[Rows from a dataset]
+ + + + + + +
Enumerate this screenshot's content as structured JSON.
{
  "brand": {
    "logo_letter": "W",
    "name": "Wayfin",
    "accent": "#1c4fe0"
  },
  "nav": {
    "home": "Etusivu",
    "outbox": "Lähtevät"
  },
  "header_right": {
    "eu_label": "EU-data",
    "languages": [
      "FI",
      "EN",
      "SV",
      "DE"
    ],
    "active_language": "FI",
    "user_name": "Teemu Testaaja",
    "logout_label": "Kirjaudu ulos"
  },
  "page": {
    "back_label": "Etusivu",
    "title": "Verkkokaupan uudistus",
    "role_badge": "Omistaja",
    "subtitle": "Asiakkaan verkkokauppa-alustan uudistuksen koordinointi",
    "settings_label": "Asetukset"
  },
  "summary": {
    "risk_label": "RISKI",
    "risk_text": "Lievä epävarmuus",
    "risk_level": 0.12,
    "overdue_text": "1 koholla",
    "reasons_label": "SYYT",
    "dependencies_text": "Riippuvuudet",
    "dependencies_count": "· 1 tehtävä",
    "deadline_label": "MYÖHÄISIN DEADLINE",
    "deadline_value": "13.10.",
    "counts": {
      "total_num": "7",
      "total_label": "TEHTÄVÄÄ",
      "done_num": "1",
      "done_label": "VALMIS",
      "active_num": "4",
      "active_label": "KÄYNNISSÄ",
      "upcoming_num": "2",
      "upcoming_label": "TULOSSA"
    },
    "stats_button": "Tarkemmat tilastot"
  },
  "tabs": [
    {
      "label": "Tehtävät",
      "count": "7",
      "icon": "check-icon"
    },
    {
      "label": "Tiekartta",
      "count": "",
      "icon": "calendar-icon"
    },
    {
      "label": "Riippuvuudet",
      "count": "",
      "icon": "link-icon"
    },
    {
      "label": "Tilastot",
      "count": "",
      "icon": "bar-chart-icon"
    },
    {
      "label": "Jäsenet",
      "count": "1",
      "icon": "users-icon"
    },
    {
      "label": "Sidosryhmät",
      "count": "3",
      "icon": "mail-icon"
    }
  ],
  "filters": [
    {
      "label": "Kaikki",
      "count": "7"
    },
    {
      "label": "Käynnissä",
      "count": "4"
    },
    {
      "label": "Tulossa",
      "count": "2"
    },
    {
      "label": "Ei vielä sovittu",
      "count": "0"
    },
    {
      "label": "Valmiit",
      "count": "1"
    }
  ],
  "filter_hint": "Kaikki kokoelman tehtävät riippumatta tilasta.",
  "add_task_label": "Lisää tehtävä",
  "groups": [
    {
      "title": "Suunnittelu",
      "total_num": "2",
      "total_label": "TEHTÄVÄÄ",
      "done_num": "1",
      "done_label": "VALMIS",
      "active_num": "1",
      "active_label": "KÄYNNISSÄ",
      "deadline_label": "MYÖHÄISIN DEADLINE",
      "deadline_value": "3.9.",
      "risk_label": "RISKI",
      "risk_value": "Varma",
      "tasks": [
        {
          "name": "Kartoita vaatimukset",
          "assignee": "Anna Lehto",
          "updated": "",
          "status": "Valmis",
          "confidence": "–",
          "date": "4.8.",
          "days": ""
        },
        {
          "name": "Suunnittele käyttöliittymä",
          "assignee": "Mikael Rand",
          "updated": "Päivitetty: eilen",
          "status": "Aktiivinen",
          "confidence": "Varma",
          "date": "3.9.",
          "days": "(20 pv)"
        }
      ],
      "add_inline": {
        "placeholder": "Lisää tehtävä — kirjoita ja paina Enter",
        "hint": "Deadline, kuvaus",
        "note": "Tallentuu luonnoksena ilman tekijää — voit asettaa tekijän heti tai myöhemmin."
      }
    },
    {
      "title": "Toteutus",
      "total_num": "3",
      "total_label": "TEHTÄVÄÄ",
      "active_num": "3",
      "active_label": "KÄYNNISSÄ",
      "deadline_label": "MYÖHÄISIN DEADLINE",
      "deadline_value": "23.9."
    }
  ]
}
+ + + + + + +
■ Task instructions ■
Give back all the records exactly as they stand.

■ Answer in full ■
Enumerate this screenshot's content as structured JSON.
{
  "brand": {
    "logo_letter": "W",
    "name": "Wayfin",
    "accent": "#1c4fe0"
  },
  "nav": {
    "home": "Etusivu",
    "outbox": "Lähtevät"
  },
  "header_right": {
    "eu_label": "EU-data",
    "languages": [
      "FI",
      "EN",
      "SV",
      "DE"
    ],
    "active_language": "FI",
    "user_name": "Teemu Testaaja",
    "logout_label": "Kirjaudu ulos"
  },
  "page": {
    "back_label": "Etusivu",
    "title": "Verkkokaupan uudistus",
    "role_badge": "Omistaja",
    "subtitle": "Asiakkaan verkkokauppa-alustan uudistuksen koordinointi",
    "settings_label": "Asetukset"
  },
  "summary": {
    "risk_label": "RISKI",
    "risk_text": "Lievä epävarmuus",
    "risk_level": 0.12,
    "overdue_text": "1 koholla",
    "reasons_label": "SYYT",
    "dependencies_text": "Riippuvuudet",
    "dependencies_count": "· 1 tehtävä",
    "deadline_label": "MYÖHÄISIN DEADLINE",
    "deadline_value": "13.10.",
    "counts": {
      "total_num": "7",
      "total_label": "TEHTÄVÄÄ",
      "done_num": "1",
      "done_label": "VALMIS",
      "active_num": "4",
      "active_label": "KÄYNNISSÄ",
      "upcoming_num": "2",
      "upcoming_label": "TULOSSA"
    },
    "stats_button": "Tarkemmat tilastot"
  },
  "tabs": [
    {
      "label": "Tehtävät",
      "count": "7",
      "icon": "check-icon"
    },
    {
      "label": "Tiekartta",
      "count": "",
      "icon": "calendar-icon"
    },
    {
      "label": "Riippuvuudet",
      "count": "",
      "icon": "link-icon"
    },
    {
      "label": "Tilastot",
      "count": "",
      "icon": "bar-chart-icon"
    },
    {
      "label": "Jäsenet",
      "count": "1",
      "icon": "users-icon"
    },
    {
      "label": "Sidosryhmät",
      "count": "3",
      "icon": "mail-icon"
    }
  ],
  "filters": [
    {
      "label": "Kaikki",
      "count": "7"
    },
    {
      "label": "Käynnissä",
      "count": "4"
    },
    {
      "label": "Tulossa",
      "count": "2"
    },
    {
      "label": "Ei vielä sovittu",
      "count": "0"
    },
    {
      "label": "Valmiit",
      "count": "1"
    }
  ],
  "filter_hint": "Kaikki kokoelman tehtävät riippumatta tilasta.",
  "add_task_label": "Lisää tehtävä",
  "groups": [
    {
      "title": "Suunnittelu",
      "total_num": "2",
      "total_label": "TEHTÄVÄÄ",
      "done_num": "1",
      "done_label": "VALMIS",
      "active_num": "1",
      "active_label": "KÄYNNISSÄ",
      "deadline_label": "MYÖHÄISIN DEADLINE",
      "deadline_value": "3.9.",
      "risk_label": "RISKI",
      "risk_value": "Varma",
      "tasks": [
        {
          "name": "Kartoita vaatimukset",
          "assignee": "Anna Lehto",
          "updated": "",
          "status": "Valmis",
          "confidence": "–",
          "date": "4.8.",
          "days": ""
        },
        {
          "name": "Suunnittele käyttöliittymä",
          "assignee": "Mikael Rand",
          "updated": "Päivitetty: eilen",
          "status": "Aktiivinen",
          "confidence": "Varma",
          "date": "3.9.",
          "days": "(20 pv)"
        }
      ],
      "add_inline": {
        "placeholder": "Lisää tehtävä — kirjoita ja paina Enter",
        "hint": "Deadline, kuvaus",
        "note": "Tallentuu luonnoksena ilman tekijää — voit asettaa tekijän heti tai myöhemmin."
      }
    },
    {
      "title": "Toteutus",
      "total_num": "3",
      "total_label": "TEHTÄVÄÄ",
      "active_num": "3",
      "active_label": "KÄYNNISSÄ",
      "deadline_label": "MYÖHÄISIN DEADLINE",
      "deadline_value": "23.9."
    }
  ]
}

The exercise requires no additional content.